Task description: Reply only with how many lines contain the word "from".
----
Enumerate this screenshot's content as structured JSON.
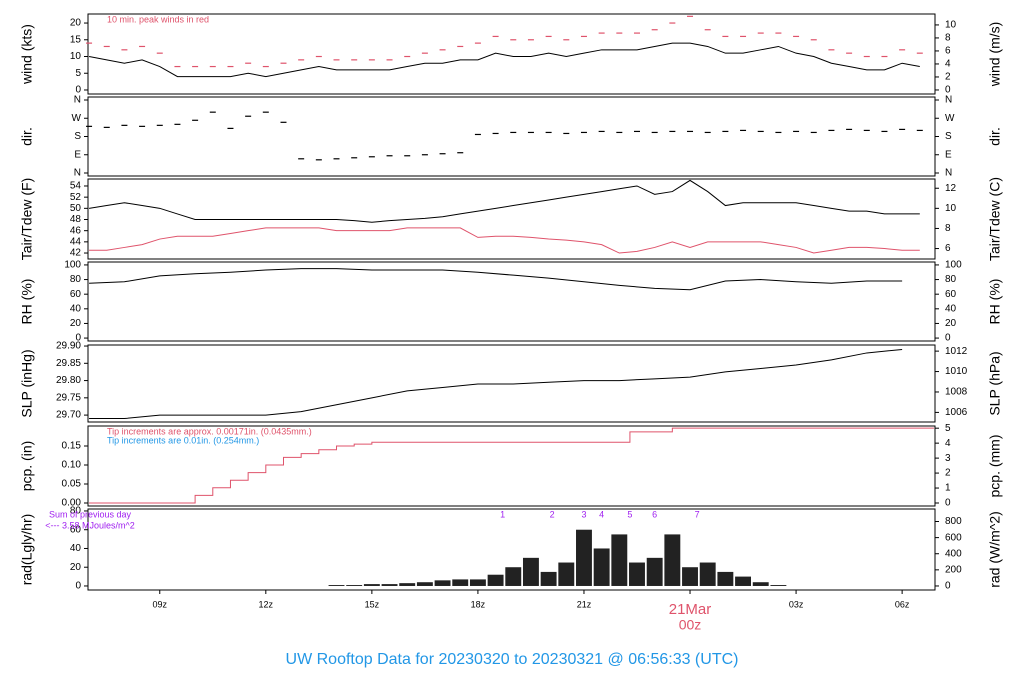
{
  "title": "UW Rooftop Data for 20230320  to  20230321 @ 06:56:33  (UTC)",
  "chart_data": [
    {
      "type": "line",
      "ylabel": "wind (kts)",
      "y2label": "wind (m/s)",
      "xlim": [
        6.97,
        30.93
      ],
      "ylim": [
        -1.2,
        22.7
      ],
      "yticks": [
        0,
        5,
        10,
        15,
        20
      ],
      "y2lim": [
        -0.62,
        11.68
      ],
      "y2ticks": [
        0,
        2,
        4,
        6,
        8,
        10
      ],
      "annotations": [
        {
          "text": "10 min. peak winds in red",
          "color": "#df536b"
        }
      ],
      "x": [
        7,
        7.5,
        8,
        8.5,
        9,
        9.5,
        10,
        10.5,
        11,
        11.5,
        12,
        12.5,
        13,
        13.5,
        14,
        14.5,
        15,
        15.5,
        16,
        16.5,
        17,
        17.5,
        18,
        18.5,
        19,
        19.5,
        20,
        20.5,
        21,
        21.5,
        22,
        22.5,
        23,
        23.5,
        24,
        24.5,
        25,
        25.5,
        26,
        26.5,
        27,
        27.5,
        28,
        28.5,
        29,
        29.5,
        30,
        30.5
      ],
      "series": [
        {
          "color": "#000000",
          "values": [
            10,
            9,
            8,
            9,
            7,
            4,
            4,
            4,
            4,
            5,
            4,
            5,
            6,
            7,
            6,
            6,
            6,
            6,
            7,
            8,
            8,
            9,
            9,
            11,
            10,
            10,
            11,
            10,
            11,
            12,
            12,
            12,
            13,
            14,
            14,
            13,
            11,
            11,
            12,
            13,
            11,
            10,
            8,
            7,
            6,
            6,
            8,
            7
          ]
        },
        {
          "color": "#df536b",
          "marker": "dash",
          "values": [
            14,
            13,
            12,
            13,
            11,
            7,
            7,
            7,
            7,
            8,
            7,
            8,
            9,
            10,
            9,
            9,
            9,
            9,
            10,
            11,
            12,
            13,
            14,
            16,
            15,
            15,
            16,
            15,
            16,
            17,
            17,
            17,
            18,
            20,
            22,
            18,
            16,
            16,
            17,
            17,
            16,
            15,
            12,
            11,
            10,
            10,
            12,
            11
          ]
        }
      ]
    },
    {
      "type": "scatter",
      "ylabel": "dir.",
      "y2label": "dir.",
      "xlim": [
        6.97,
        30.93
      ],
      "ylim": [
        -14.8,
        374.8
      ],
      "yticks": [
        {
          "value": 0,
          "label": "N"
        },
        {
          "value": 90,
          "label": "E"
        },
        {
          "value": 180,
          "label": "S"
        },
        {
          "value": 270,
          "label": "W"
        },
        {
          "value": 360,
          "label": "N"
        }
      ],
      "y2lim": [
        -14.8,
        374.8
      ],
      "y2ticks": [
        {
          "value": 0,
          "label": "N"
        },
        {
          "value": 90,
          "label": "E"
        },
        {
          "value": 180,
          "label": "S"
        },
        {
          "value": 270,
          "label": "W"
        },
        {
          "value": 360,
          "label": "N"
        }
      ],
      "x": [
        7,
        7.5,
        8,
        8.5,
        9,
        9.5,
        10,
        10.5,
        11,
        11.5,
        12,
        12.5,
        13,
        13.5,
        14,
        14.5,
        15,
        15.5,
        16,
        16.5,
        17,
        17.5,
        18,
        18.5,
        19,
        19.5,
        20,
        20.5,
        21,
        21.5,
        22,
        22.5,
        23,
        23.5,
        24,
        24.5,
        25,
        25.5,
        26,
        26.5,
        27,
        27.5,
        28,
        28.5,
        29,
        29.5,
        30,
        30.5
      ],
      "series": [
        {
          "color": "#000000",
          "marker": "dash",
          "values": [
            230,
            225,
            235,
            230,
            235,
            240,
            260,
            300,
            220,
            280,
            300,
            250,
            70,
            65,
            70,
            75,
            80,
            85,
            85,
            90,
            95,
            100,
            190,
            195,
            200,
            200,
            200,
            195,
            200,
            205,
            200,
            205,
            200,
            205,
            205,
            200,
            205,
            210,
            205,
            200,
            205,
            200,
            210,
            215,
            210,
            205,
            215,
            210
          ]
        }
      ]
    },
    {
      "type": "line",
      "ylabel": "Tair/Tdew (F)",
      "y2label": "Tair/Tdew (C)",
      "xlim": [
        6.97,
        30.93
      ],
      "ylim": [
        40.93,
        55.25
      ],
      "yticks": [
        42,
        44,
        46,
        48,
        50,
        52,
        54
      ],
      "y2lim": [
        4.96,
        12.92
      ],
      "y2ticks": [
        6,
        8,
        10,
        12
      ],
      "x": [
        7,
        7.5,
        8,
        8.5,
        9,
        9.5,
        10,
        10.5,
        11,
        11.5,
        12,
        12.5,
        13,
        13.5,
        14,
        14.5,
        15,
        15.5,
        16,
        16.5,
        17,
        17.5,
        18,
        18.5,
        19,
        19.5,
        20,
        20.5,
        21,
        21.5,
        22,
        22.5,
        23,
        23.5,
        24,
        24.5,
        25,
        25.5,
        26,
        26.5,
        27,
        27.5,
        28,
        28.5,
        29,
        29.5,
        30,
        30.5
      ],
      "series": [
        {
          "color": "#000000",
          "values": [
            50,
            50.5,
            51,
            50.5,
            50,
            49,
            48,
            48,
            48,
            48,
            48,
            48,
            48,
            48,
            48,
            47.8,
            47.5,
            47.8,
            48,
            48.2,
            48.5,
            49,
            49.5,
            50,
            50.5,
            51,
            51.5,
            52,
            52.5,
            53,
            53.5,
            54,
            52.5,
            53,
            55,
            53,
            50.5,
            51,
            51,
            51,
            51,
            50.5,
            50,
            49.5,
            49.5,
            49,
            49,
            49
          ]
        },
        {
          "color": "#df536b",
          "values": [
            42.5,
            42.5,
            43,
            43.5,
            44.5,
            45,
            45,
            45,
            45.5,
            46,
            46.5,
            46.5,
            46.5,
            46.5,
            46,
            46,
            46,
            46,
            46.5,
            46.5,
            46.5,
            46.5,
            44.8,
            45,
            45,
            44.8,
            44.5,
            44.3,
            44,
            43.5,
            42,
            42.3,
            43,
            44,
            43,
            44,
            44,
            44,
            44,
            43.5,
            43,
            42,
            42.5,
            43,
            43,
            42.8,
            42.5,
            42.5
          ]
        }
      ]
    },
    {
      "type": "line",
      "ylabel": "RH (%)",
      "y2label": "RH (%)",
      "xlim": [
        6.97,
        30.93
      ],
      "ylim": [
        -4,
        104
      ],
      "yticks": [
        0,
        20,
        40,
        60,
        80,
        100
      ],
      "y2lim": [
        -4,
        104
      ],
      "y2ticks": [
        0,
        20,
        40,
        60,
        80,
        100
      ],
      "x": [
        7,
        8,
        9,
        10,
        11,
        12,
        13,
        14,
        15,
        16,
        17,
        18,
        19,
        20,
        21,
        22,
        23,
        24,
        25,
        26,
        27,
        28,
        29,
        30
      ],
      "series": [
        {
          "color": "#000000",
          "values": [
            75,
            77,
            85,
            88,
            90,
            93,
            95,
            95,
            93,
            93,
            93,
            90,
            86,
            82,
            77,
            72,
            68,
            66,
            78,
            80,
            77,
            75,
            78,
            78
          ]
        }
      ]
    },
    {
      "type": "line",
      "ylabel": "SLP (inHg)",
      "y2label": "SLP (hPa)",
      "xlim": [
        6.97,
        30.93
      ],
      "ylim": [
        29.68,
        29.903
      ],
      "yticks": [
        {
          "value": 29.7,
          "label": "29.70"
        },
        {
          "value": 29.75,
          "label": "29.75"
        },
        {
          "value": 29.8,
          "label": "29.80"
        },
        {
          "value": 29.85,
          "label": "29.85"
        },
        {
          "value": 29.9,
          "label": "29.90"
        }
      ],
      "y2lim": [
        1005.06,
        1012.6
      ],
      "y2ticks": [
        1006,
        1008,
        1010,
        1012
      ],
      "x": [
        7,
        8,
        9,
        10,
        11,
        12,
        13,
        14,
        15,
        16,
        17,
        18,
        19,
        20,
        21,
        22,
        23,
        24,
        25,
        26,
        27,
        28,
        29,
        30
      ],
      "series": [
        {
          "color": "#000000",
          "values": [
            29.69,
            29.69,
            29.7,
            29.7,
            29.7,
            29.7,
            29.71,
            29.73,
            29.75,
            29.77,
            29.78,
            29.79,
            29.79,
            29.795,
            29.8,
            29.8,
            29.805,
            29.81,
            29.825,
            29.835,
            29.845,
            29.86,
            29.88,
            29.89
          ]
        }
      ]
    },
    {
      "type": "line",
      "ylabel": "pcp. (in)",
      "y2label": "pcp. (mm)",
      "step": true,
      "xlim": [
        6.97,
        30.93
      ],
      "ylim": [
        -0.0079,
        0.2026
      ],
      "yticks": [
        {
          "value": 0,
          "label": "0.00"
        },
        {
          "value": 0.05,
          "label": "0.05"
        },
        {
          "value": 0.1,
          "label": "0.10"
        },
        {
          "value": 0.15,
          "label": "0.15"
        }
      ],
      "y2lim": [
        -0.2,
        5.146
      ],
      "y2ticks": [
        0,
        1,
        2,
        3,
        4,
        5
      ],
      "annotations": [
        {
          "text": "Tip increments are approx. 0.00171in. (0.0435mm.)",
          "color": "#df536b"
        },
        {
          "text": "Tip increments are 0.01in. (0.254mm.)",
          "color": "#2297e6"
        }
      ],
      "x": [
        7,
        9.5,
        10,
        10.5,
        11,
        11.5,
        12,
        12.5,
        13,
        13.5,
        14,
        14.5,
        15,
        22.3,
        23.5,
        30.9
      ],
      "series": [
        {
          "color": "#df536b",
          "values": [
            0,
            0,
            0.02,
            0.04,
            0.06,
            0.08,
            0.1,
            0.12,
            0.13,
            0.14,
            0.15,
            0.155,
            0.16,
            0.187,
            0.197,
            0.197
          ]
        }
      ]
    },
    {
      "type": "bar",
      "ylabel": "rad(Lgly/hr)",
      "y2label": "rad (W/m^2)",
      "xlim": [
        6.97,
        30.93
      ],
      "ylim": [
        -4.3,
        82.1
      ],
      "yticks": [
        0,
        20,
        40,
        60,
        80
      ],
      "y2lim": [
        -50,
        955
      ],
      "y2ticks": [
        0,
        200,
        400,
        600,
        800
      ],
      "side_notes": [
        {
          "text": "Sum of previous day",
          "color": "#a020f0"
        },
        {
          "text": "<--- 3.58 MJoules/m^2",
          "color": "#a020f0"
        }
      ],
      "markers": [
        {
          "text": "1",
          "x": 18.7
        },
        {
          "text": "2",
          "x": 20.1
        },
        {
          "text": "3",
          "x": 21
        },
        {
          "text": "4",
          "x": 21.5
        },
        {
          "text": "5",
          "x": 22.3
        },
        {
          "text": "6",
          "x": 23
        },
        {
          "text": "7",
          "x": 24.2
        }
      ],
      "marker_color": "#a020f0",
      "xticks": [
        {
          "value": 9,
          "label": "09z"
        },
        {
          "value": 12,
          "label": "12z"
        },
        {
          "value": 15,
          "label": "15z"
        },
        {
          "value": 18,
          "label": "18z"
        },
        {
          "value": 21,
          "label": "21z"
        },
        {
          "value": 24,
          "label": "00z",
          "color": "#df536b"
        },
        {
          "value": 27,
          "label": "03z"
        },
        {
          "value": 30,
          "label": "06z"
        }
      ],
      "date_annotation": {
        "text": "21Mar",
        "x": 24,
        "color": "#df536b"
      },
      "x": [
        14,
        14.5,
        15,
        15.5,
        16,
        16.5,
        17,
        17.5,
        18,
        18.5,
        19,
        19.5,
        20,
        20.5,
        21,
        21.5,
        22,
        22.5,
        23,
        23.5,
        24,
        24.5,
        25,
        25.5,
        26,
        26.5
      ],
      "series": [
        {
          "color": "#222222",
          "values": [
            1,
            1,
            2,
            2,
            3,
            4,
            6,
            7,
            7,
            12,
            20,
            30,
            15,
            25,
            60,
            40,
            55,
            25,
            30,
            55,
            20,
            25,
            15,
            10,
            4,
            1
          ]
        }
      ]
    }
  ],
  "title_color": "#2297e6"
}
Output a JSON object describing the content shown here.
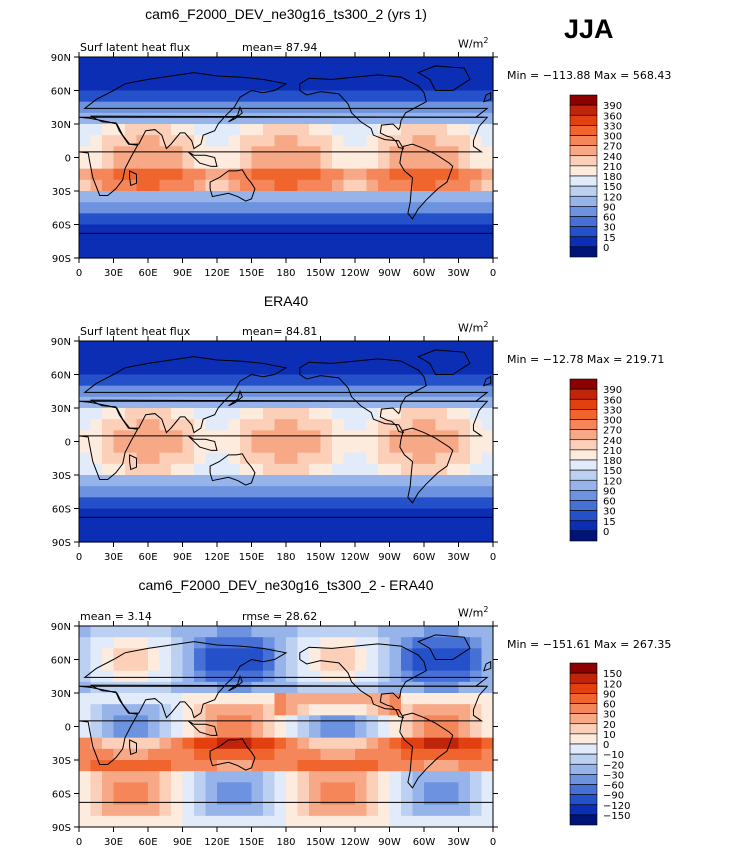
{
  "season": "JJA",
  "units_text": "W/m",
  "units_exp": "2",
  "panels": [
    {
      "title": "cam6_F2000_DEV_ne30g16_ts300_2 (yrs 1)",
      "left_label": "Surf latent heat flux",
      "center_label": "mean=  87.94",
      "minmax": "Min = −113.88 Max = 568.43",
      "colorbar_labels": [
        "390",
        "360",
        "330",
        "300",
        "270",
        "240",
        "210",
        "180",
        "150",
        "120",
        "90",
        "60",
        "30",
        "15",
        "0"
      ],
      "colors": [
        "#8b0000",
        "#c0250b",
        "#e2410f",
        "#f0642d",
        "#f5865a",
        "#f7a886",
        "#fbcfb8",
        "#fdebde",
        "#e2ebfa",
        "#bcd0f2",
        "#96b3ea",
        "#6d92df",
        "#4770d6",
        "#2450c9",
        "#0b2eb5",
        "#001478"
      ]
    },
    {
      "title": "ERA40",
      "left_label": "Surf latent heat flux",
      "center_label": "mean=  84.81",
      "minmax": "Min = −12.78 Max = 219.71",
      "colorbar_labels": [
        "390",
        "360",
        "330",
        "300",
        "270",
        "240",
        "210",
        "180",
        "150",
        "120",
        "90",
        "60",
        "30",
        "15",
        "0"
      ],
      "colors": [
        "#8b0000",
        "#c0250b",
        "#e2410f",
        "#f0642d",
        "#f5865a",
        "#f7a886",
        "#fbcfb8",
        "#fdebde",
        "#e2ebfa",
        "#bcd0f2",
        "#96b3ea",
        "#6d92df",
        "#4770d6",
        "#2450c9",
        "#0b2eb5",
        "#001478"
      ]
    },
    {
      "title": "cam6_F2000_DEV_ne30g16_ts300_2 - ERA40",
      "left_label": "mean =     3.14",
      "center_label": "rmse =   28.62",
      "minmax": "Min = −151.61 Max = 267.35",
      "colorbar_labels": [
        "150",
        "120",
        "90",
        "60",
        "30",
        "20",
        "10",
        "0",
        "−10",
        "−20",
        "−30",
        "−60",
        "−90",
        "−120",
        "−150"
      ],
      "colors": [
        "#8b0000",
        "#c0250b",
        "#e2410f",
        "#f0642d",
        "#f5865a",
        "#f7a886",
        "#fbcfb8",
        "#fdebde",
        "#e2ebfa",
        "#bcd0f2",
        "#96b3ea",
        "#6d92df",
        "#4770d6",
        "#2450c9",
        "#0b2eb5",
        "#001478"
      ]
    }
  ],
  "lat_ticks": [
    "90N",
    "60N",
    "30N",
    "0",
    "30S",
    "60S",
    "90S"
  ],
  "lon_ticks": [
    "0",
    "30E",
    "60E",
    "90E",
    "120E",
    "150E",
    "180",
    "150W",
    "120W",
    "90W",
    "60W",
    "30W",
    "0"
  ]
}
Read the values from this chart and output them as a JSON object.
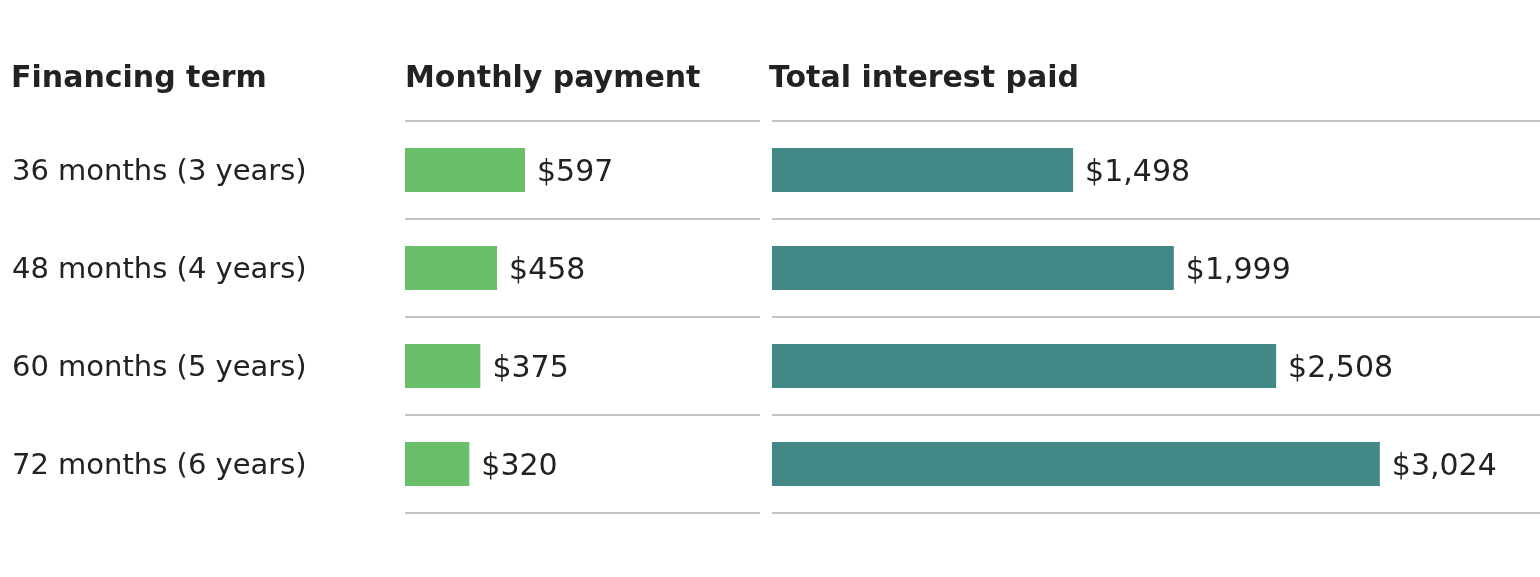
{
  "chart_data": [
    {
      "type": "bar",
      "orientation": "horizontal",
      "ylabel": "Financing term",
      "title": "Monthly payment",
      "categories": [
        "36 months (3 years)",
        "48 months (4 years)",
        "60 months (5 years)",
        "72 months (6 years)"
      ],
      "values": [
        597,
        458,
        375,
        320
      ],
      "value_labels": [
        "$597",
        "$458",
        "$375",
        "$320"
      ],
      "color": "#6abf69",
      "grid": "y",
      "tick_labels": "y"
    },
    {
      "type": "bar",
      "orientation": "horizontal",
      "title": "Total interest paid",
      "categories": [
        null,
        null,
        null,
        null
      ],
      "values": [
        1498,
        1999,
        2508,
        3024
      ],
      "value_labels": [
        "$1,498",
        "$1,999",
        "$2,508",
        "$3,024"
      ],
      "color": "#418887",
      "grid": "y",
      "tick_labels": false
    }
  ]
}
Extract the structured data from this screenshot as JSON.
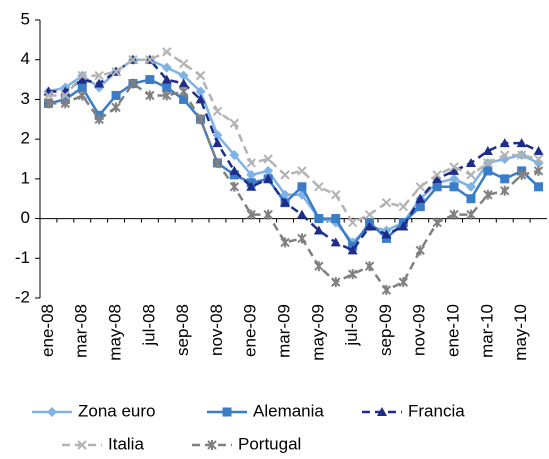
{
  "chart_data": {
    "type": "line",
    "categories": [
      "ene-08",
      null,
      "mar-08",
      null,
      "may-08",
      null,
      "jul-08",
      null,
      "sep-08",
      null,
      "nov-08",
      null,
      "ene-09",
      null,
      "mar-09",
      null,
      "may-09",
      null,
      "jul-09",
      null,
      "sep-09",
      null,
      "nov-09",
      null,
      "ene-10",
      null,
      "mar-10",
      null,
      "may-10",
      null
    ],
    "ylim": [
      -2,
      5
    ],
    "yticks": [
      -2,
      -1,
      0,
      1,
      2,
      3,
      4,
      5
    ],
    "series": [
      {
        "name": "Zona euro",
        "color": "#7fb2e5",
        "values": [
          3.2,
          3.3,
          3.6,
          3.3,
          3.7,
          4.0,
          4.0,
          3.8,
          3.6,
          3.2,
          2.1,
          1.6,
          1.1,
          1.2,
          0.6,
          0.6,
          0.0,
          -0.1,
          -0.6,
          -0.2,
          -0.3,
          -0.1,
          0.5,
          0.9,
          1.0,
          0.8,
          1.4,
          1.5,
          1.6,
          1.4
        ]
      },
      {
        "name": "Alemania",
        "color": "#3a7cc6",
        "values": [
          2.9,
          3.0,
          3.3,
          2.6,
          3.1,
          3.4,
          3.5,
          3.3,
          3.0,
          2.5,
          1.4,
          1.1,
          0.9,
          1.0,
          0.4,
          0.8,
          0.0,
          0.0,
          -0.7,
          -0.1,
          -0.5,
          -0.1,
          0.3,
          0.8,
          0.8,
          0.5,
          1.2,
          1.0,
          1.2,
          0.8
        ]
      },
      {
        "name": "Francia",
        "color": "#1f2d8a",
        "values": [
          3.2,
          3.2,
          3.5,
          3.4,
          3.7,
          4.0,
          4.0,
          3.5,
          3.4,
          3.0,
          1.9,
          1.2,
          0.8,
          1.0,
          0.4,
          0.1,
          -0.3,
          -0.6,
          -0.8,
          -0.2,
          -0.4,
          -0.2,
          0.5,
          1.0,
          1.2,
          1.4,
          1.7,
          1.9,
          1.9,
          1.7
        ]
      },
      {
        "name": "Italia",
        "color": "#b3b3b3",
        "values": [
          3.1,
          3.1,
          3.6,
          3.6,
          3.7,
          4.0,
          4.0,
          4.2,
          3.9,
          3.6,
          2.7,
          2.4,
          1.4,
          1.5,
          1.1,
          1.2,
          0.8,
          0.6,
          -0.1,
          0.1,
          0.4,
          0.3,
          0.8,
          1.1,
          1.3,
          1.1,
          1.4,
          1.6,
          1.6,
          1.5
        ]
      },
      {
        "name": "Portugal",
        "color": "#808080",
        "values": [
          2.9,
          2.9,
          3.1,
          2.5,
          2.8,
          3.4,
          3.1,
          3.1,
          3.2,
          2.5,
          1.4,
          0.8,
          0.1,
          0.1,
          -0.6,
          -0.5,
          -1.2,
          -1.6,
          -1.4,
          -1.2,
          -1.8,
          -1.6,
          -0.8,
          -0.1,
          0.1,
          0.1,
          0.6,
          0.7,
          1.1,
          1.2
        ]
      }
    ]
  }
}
----
Solution to this exercise: 2